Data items
○ ○ ○ ○

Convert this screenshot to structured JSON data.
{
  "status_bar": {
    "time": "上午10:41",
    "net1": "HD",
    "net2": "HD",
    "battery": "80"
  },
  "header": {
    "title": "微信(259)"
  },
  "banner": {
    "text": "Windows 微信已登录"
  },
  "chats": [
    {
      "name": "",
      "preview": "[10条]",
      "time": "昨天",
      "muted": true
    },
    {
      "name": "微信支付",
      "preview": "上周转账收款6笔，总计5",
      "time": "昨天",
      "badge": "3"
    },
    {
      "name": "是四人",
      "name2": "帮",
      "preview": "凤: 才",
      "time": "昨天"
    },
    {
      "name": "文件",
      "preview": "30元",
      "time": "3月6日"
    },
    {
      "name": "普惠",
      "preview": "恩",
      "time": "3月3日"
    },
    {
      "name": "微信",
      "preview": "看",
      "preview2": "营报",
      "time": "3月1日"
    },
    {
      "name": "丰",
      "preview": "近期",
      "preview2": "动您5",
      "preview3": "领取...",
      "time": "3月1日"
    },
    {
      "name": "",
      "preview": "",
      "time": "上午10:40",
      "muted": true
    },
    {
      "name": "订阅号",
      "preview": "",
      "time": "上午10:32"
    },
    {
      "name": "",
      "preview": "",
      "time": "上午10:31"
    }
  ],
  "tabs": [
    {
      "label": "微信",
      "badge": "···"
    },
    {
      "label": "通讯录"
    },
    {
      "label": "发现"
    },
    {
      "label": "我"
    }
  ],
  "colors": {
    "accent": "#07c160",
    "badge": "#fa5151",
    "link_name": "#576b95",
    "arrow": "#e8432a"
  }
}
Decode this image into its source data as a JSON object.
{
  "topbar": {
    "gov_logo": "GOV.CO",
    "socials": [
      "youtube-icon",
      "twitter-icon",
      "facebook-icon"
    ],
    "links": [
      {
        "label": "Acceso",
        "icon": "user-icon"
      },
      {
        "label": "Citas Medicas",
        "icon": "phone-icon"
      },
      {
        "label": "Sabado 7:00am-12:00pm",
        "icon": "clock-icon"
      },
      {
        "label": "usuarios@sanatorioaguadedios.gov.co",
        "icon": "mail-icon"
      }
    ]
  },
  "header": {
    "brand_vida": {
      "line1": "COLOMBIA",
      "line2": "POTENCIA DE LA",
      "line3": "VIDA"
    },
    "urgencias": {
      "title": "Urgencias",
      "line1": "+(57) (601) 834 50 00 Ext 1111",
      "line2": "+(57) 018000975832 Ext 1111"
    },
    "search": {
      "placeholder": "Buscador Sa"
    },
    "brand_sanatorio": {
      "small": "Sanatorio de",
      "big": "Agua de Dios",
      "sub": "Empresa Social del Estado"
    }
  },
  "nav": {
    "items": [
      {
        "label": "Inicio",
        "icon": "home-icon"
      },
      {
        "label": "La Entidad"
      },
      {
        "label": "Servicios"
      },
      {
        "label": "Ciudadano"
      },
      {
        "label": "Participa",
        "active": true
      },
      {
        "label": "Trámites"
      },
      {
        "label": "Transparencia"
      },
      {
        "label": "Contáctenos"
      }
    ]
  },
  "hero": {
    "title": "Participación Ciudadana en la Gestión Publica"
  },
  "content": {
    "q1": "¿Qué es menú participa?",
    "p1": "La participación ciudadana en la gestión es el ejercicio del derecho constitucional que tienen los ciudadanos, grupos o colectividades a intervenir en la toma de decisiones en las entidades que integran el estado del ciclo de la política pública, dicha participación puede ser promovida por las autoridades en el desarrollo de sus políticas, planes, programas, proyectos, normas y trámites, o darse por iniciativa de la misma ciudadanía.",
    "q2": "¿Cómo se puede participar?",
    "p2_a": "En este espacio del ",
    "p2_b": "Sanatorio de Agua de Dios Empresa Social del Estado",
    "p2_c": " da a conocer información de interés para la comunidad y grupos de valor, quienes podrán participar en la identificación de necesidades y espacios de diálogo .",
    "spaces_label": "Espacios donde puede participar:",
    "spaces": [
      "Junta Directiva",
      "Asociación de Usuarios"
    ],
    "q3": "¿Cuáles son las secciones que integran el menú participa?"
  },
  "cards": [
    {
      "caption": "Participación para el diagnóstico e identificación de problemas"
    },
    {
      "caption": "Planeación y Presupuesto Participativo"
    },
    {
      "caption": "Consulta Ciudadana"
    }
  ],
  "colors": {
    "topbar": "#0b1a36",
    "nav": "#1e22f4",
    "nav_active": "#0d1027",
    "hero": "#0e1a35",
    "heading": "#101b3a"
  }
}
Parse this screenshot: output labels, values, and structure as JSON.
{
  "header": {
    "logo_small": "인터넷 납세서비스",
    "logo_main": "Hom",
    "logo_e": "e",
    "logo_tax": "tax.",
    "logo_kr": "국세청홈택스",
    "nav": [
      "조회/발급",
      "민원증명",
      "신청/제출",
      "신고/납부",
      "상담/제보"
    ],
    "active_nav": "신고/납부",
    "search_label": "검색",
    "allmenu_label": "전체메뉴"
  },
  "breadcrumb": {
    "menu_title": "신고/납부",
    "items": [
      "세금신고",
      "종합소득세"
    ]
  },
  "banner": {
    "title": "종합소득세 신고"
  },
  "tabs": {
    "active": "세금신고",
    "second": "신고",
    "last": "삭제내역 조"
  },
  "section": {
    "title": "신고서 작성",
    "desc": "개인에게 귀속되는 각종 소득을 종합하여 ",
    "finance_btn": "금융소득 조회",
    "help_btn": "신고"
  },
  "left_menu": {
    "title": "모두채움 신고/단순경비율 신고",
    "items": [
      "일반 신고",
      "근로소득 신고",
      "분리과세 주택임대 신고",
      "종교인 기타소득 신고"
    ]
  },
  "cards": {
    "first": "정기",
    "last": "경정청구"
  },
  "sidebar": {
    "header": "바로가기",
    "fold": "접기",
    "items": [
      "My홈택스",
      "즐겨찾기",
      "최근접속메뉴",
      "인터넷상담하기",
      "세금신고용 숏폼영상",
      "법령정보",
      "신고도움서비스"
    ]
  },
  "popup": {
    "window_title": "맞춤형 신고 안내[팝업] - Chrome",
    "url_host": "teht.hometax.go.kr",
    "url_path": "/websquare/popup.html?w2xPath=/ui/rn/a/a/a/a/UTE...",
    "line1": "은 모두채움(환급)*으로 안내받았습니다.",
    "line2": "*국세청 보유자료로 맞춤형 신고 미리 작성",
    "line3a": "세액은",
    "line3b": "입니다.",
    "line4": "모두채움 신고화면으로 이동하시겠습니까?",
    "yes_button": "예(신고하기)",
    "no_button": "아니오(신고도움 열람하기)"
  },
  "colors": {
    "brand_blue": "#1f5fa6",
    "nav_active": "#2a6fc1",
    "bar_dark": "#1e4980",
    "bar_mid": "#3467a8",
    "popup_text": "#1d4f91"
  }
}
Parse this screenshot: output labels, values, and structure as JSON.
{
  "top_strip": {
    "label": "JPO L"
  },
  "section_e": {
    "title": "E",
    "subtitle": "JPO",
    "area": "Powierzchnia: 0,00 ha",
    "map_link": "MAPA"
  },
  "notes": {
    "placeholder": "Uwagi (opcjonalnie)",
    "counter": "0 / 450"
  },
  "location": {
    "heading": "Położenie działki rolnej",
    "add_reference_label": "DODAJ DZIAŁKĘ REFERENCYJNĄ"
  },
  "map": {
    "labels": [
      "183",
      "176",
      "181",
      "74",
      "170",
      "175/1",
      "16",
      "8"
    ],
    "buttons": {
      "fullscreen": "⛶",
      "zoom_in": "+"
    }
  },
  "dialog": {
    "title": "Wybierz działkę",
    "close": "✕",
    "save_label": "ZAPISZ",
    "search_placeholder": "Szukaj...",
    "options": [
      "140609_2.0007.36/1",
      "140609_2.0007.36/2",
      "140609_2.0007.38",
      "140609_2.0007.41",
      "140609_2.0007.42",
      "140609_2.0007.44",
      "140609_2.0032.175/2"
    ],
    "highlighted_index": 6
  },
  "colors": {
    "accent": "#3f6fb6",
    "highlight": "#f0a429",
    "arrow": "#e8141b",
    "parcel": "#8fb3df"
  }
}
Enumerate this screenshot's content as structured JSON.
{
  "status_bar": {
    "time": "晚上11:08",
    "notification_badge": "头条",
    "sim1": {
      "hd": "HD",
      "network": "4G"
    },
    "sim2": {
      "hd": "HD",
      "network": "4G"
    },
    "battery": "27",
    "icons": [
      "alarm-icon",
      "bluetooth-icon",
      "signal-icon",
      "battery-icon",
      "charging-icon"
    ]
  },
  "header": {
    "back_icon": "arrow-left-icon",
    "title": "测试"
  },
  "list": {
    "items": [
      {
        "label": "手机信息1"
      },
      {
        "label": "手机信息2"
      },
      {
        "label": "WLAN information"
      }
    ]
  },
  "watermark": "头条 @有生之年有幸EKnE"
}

○ ○ ○ ○

## Task
Where a line in the material above holds "caption", copy that line.

## In response
      "caption": "Participación para el diagnóstico e identificación de problemas"
      "caption": "Planeación y Presupuesto Participativo"
      "caption": "Consulta Ciudadana"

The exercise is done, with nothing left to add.